= Direction =
Gather every line below where "trifft" appears.

(Lines of data)
= = = = =

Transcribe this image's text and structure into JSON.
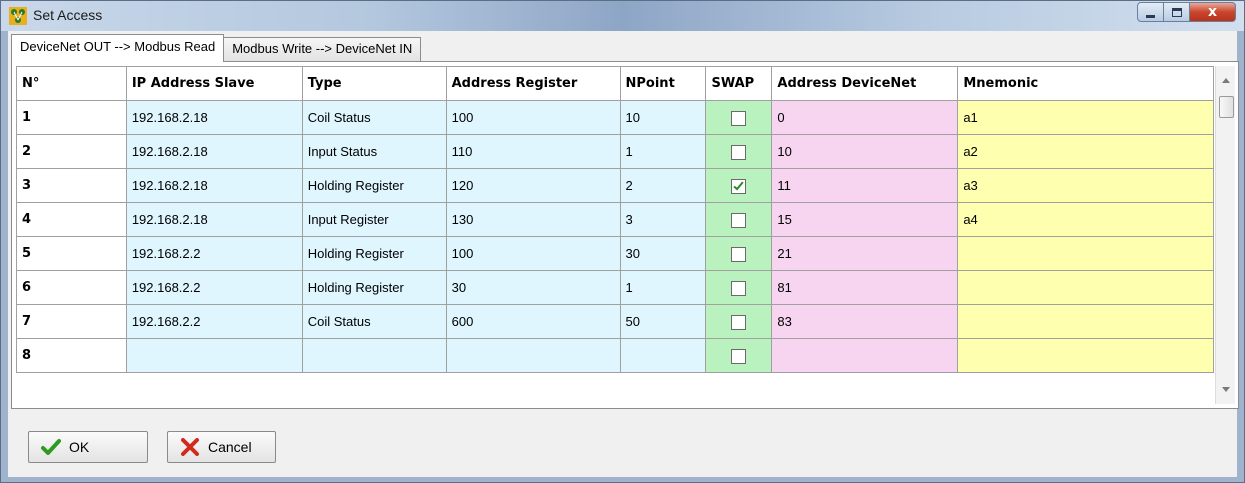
{
  "window": {
    "title": "Set Access",
    "close_glyph": "x"
  },
  "tabs": [
    {
      "label": "DeviceNet OUT --> Modbus Read",
      "active": true
    },
    {
      "label": "Modbus Write --> DeviceNet IN",
      "active": false
    }
  ],
  "table": {
    "headers": [
      "N°",
      "IP Address Slave",
      "Type",
      "Address Register",
      "NPoint",
      "SWAP",
      "Address DeviceNet",
      "Mnemonic"
    ],
    "rows": [
      {
        "n": "1",
        "ip": "192.168.2.18",
        "type": "Coil Status",
        "addr": "100",
        "npoint": "10",
        "swap": false,
        "devnet": "0",
        "mnemonic": "a1"
      },
      {
        "n": "2",
        "ip": "192.168.2.18",
        "type": "Input Status",
        "addr": "110",
        "npoint": "1",
        "swap": false,
        "devnet": "10",
        "mnemonic": "a2"
      },
      {
        "n": "3",
        "ip": "192.168.2.18",
        "type": "Holding Register",
        "addr": "120",
        "npoint": "2",
        "swap": true,
        "devnet": "11",
        "mnemonic": "a3"
      },
      {
        "n": "4",
        "ip": "192.168.2.18",
        "type": "Input Register",
        "addr": "130",
        "npoint": "3",
        "swap": false,
        "devnet": "15",
        "mnemonic": "a4"
      },
      {
        "n": "5",
        "ip": "192.168.2.2",
        "type": "Holding Register",
        "addr": "100",
        "npoint": "30",
        "swap": false,
        "devnet": "21",
        "mnemonic": ""
      },
      {
        "n": "6",
        "ip": "192.168.2.2",
        "type": "Holding Register",
        "addr": "30",
        "npoint": "1",
        "swap": false,
        "devnet": "81",
        "mnemonic": ""
      },
      {
        "n": "7",
        "ip": "192.168.2.2",
        "type": "Coil Status",
        "addr": "600",
        "npoint": "50",
        "swap": false,
        "devnet": "83",
        "mnemonic": ""
      },
      {
        "n": "8",
        "ip": "",
        "type": "",
        "addr": "",
        "npoint": "",
        "swap": false,
        "devnet": "",
        "mnemonic": ""
      }
    ]
  },
  "buttons": {
    "ok_label": "OK",
    "cancel_label": "Cancel"
  },
  "icons": {
    "app": "network-nodes-icon",
    "ok": "checkmark-icon",
    "cancel": "red-x-icon"
  },
  "colors": {
    "ip_column": "#dff6ff",
    "swap_column": "#b9f1bf",
    "devicenet_column": "#f7d5f1",
    "mnemonic_column": "#ffffb0"
  }
}
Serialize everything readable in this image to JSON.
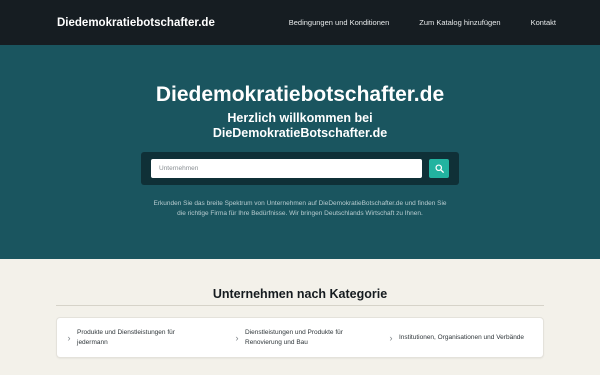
{
  "header": {
    "brand": "Diedemokratiebotschafter.de",
    "nav": [
      {
        "label": "Bedingungen und Konditionen"
      },
      {
        "label": "Zum Katalog hinzufügen"
      },
      {
        "label": "Kontakt"
      }
    ]
  },
  "hero": {
    "title": "Diedemokratiebotschafter.de",
    "subtitle_line1": "Herzlich willkommen bei",
    "subtitle_line2": "DieDemokratieBotschafter.de",
    "search": {
      "placeholder": "Unternehmen",
      "icon": "search-icon"
    },
    "description_line1": "Erkunden Sie das breite Spektrum von Unternehmen auf DieDemokratieBotschafter.de und finden Sie",
    "description_line2": "die richtige Firma für Ihre Bedürfnisse. Wir bringen Deutschlands Wirtschaft zu Ihnen."
  },
  "categories": {
    "title": "Unternehmen nach Kategorie",
    "items": [
      {
        "line1": "Produkte und Dienstleistungen für",
        "line2": "jedermann",
        "icon": "chevron-right-icon"
      },
      {
        "line1": "Dienstleistungen und Produkte für",
        "line2": "Renovierung und Bau",
        "icon": "chevron-right-icon"
      },
      {
        "line1": "Institutionen, Organisationen und Verbände",
        "line2": "",
        "icon": "chevron-right-icon"
      }
    ]
  },
  "colors": {
    "navbar": "#161d22",
    "hero": "#1a555f",
    "search_panel": "#0f3037",
    "accent": "#22b3a0",
    "page_bg": "#f3f1ea"
  }
}
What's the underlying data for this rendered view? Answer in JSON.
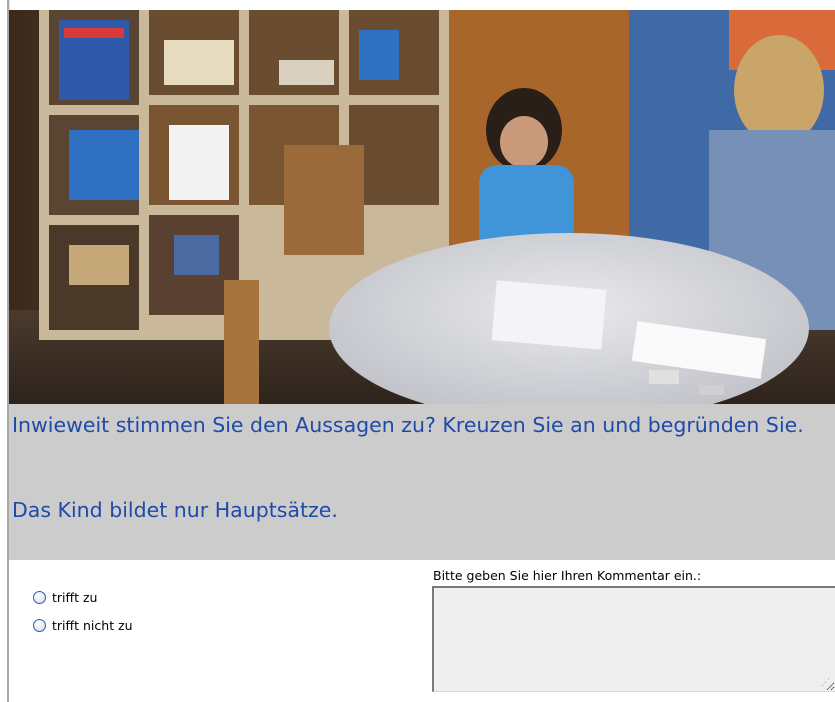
{
  "video": {
    "icon": "classroom-video-still"
  },
  "question": {
    "prompt": "Inwieweit stimmen Sie den Aussagen zu? Kreuzen Sie an und begründen Sie.",
    "statement": "Das Kind bildet nur Hauptsätze."
  },
  "answers": {
    "options": [
      {
        "label": "trifft zu"
      },
      {
        "label": "trifft nicht zu"
      }
    ]
  },
  "comment": {
    "label": "Bitte geben Sie hier Ihren Kommentar ein.:",
    "value": ""
  },
  "colors": {
    "question_text": "#1f4aa8",
    "panel_bg": "#cccccc",
    "textarea_bg": "#efefef"
  }
}
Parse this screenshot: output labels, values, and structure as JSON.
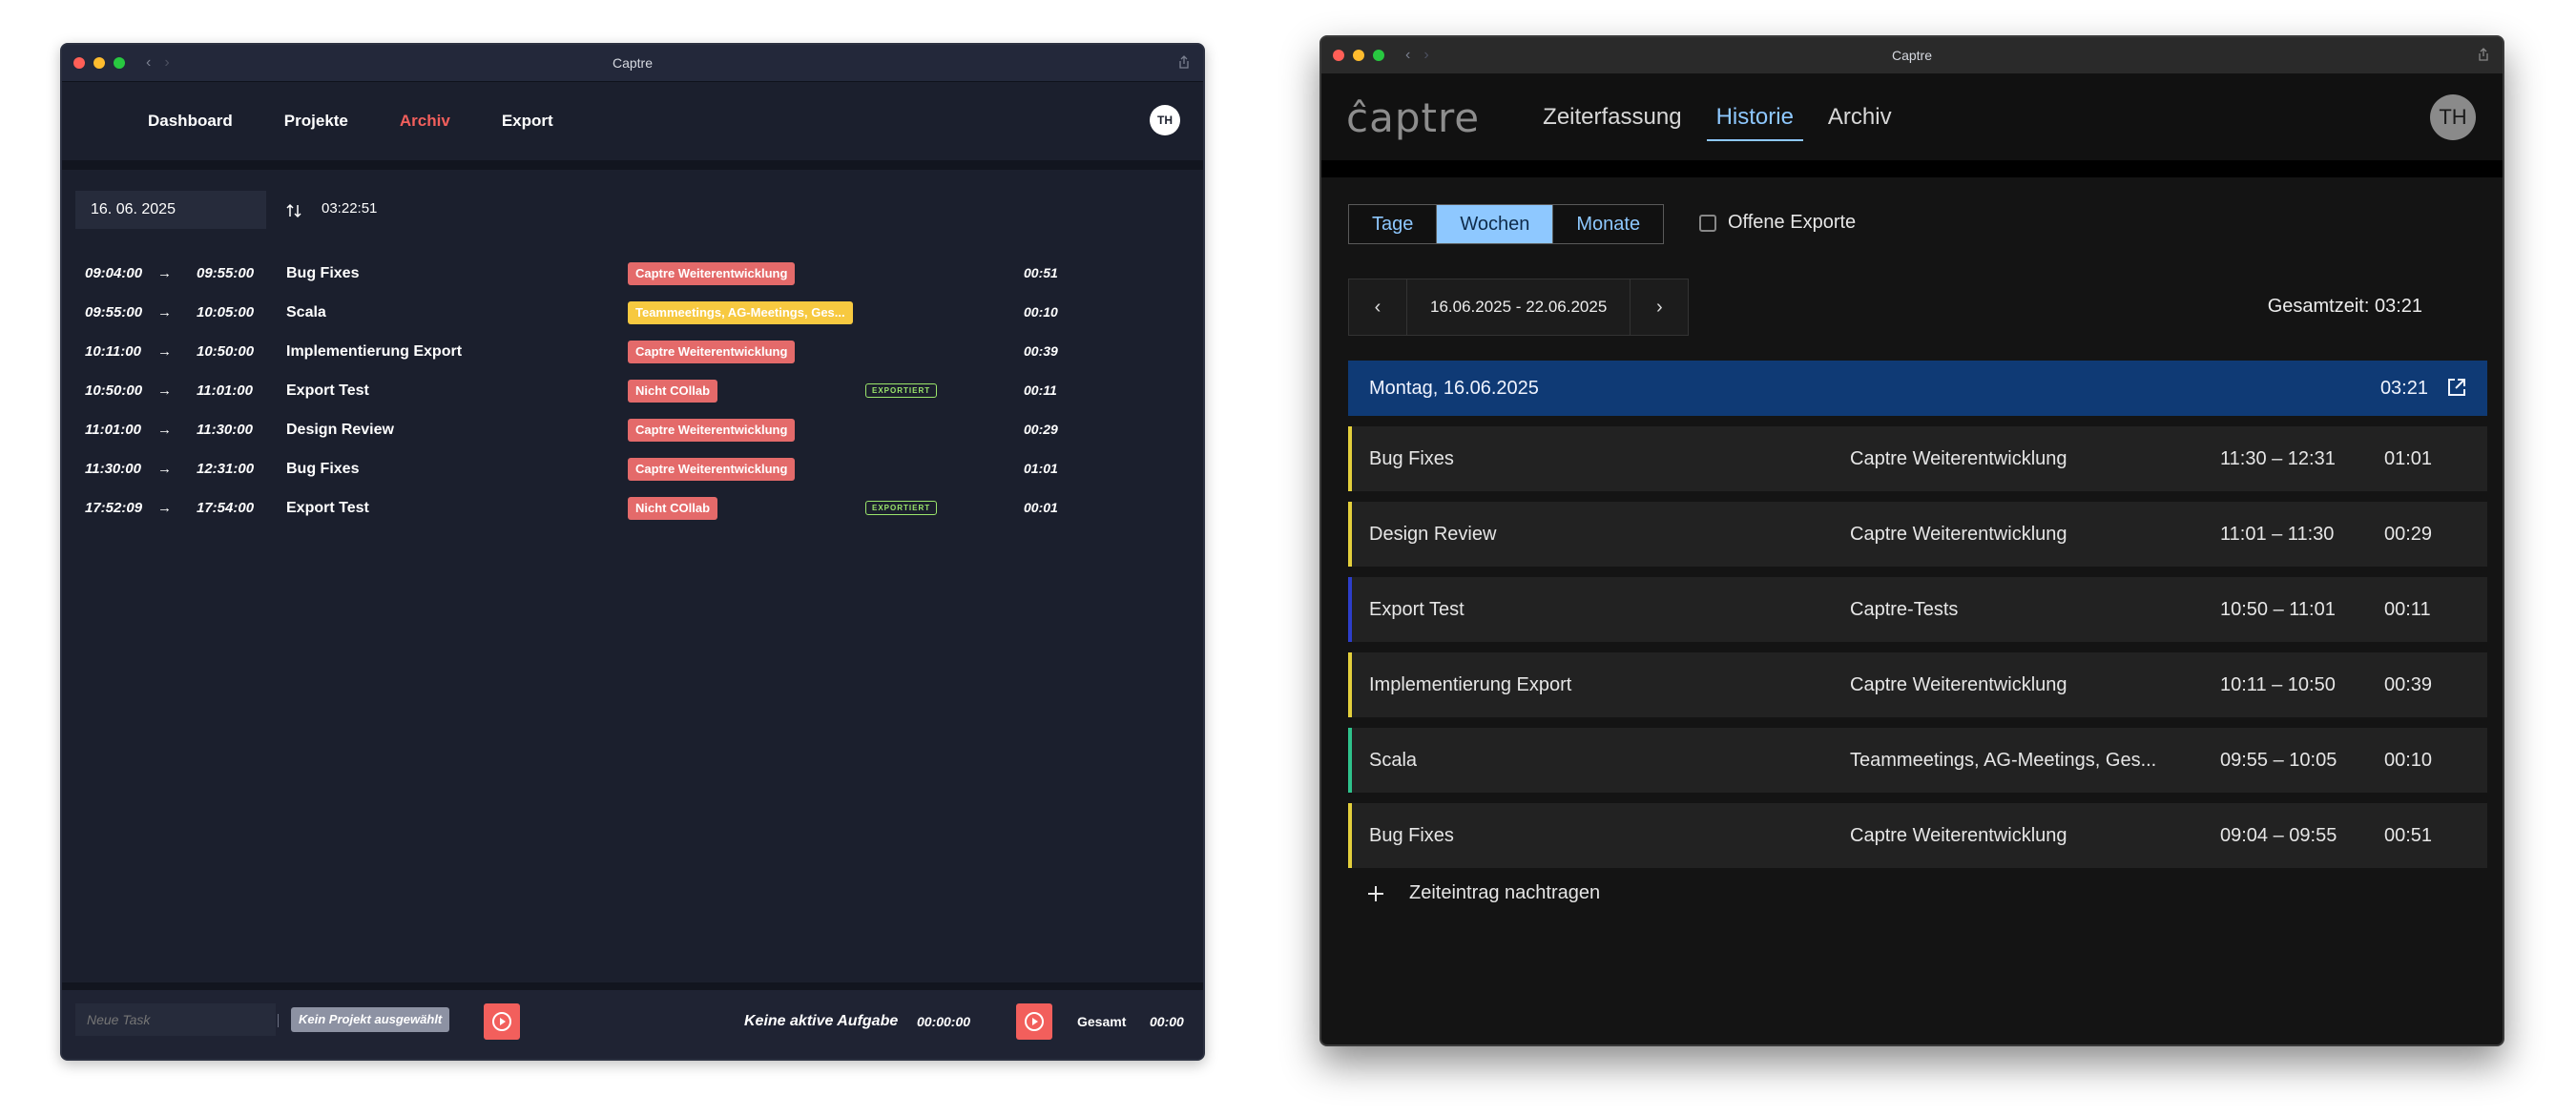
{
  "left_window": {
    "title": "Captre",
    "nav": {
      "items": [
        "Dashboard",
        "Projekte",
        "Archiv",
        "Export"
      ],
      "active": "Archiv"
    },
    "avatar": "TH",
    "date": "16. 06. 2025",
    "total": "03:22:51",
    "entries": [
      {
        "start": "09:04:00",
        "end": "09:55:00",
        "task": "Bug Fixes",
        "project": "Captre Weiterentwicklung",
        "tag_color": "red",
        "exported": "",
        "duration": "00:51"
      },
      {
        "start": "09:55:00",
        "end": "10:05:00",
        "task": "Scala",
        "project": "Teammeetings, AG-Meetings, Ges...",
        "tag_color": "yellow",
        "exported": "",
        "duration": "00:10"
      },
      {
        "start": "10:11:00",
        "end": "10:50:00",
        "task": "Implementierung Export",
        "project": "Captre Weiterentwicklung",
        "tag_color": "red",
        "exported": "",
        "duration": "00:39"
      },
      {
        "start": "10:50:00",
        "end": "11:01:00",
        "task": "Export Test",
        "project": "Nicht COllab",
        "tag_color": "red",
        "exported": "EXPORTIERT",
        "duration": "00:11"
      },
      {
        "start": "11:01:00",
        "end": "11:30:00",
        "task": "Design Review",
        "project": "Captre Weiterentwicklung",
        "tag_color": "red",
        "exported": "",
        "duration": "00:29"
      },
      {
        "start": "11:30:00",
        "end": "12:31:00",
        "task": "Bug Fixes",
        "project": "Captre Weiterentwicklung",
        "tag_color": "red",
        "exported": "",
        "duration": "01:01"
      },
      {
        "start": "17:52:09",
        "end": "17:54:00",
        "task": "Export Test",
        "project": "Nicht COllab",
        "tag_color": "red",
        "exported": "EXPORTIERT",
        "duration": "00:01"
      }
    ],
    "footer": {
      "task_placeholder": "Neue Task",
      "project_chip": "Kein Projekt ausgewählt",
      "active_task": "Keine aktive Aufgabe",
      "active_time": "00:00:00",
      "total_label": "Gesamt",
      "total_value": "00:00"
    }
  },
  "right_window": {
    "title": "Captre",
    "logo": "ĉaptre",
    "nav": {
      "items": [
        "Zeiterfassung",
        "Historie",
        "Archiv"
      ],
      "active": "Historie"
    },
    "avatar": "TH",
    "view_toggle": {
      "options": [
        "Tage",
        "Wochen",
        "Monate"
      ],
      "active": "Wochen"
    },
    "checkbox_label": "Offene Exporte",
    "range": "16.06.2025 - 22.06.2025",
    "total_time": "Gesamtzeit: 03:21",
    "day": {
      "label": "Montag, 16.06.2025",
      "total": "03:21"
    },
    "entries": [
      {
        "task": "Bug Fixes",
        "project": "Captre Weiterentwicklung",
        "time": "11:30  –  12:31",
        "duration": "01:01",
        "color": "#e3cf3c"
      },
      {
        "task": "Design Review",
        "project": "Captre Weiterentwicklung",
        "time": "11:01  –  11:30",
        "duration": "00:29",
        "color": "#e3cf3c"
      },
      {
        "task": "Export Test",
        "project": "Captre-Tests",
        "time": "10:50  –  11:01",
        "duration": "00:11",
        "color": "#2d3ec9"
      },
      {
        "task": "Implementierung Export",
        "project": "Captre Weiterentwicklung",
        "time": "10:11  –  10:50",
        "duration": "00:39",
        "color": "#e3cf3c"
      },
      {
        "task": "Scala",
        "project": "Teammeetings, AG-Meetings, Ges...",
        "time": "09:55  –  10:05",
        "duration": "00:10",
        "color": "#2fc28c"
      },
      {
        "task": "Bug Fixes",
        "project": "Captre Weiterentwicklung",
        "time": "09:04  –  09:55",
        "duration": "00:51",
        "color": "#e3cf3c"
      }
    ],
    "add_entry_label": "Zeiteintrag nachtragen"
  }
}
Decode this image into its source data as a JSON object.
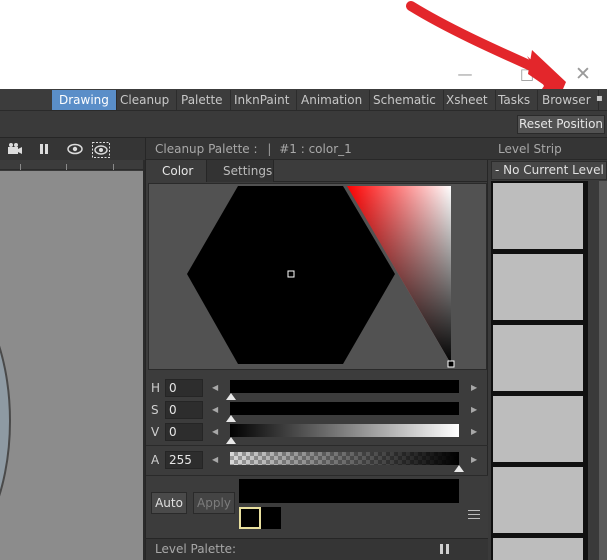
{
  "window": {
    "minimize_glyph": "—",
    "maximize_glyph": "□",
    "close_glyph": "✕"
  },
  "rooms": {
    "tabs": [
      "Drawing",
      "Cleanup",
      "Palette",
      "InknPaint",
      "Animation",
      "Schematic",
      "Xsheet",
      "Tasks",
      "Browser"
    ],
    "active": "Drawing"
  },
  "toolbar": {
    "reset_label": "Reset Position"
  },
  "viewer": {
    "icons": [
      "camera-icon",
      "pause-icon",
      "eye-icon",
      "preview-eye-icon"
    ]
  },
  "cleanup_palette": {
    "title": "Cleanup Palette :",
    "separator": "|",
    "style_name": "#1 : color_1",
    "tabs": [
      "Color",
      "Settings"
    ],
    "active_tab": "Color",
    "hue": "0",
    "saturation": "0",
    "value": "0",
    "alpha": "255",
    "labels": {
      "h": "H",
      "s": "S",
      "v": "V",
      "a": "A"
    },
    "auto_label": "Auto",
    "apply_label": "Apply",
    "current_color": "#000000",
    "previous_color": "#000000"
  },
  "level_palette": {
    "title": "Level Palette:"
  },
  "level_strip": {
    "title": "Level Strip",
    "combo_value": "- No Current Level -",
    "frames_visible": 6
  },
  "colors": {
    "active_room": "#5a8ec8",
    "annotation_arrow": "#e3262b",
    "swatch_border": "#e8df9e"
  }
}
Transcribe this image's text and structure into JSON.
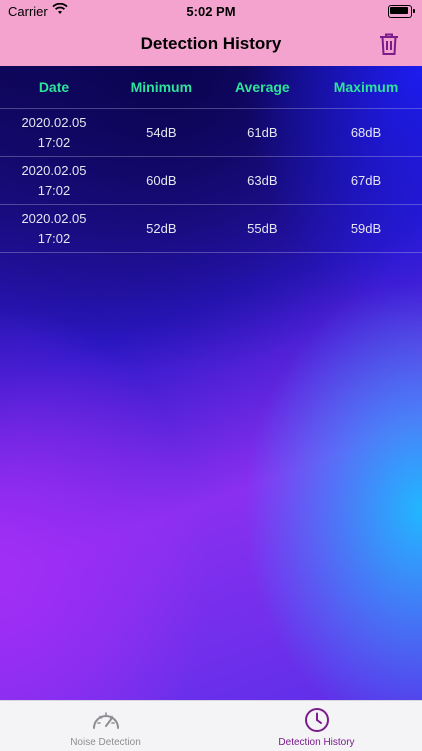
{
  "status_bar": {
    "carrier": "Carrier",
    "time": "5:02 PM"
  },
  "nav_bar": {
    "title": "Detection History",
    "trash_icon": "trash-icon"
  },
  "table": {
    "headers": [
      "Date",
      "Minimum",
      "Average",
      "Maximum"
    ],
    "rows": [
      {
        "date": "2020.02.05\n17:02",
        "minimum": "54dB",
        "average": "61dB",
        "maximum": "68dB"
      },
      {
        "date": "2020.02.05\n17:02",
        "minimum": "60dB",
        "average": "63dB",
        "maximum": "67dB"
      },
      {
        "date": "2020.02.05\n17:02",
        "minimum": "52dB",
        "average": "55dB",
        "maximum": "59dB"
      }
    ]
  },
  "tab_bar": {
    "tabs": [
      {
        "label": "Noise Detection",
        "icon": "gauge-icon",
        "active": false
      },
      {
        "label": "Detection History",
        "icon": "clock-icon",
        "active": true
      }
    ]
  },
  "colors": {
    "nav_background": "#f4a3cf",
    "header_text": "#2ee39a",
    "active_tab": "#7b1c8c",
    "inactive_tab": "#8e8e93"
  }
}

= = = = =

= The response =
        "label": "trifft zu"
        "label": "trifft nicht zu"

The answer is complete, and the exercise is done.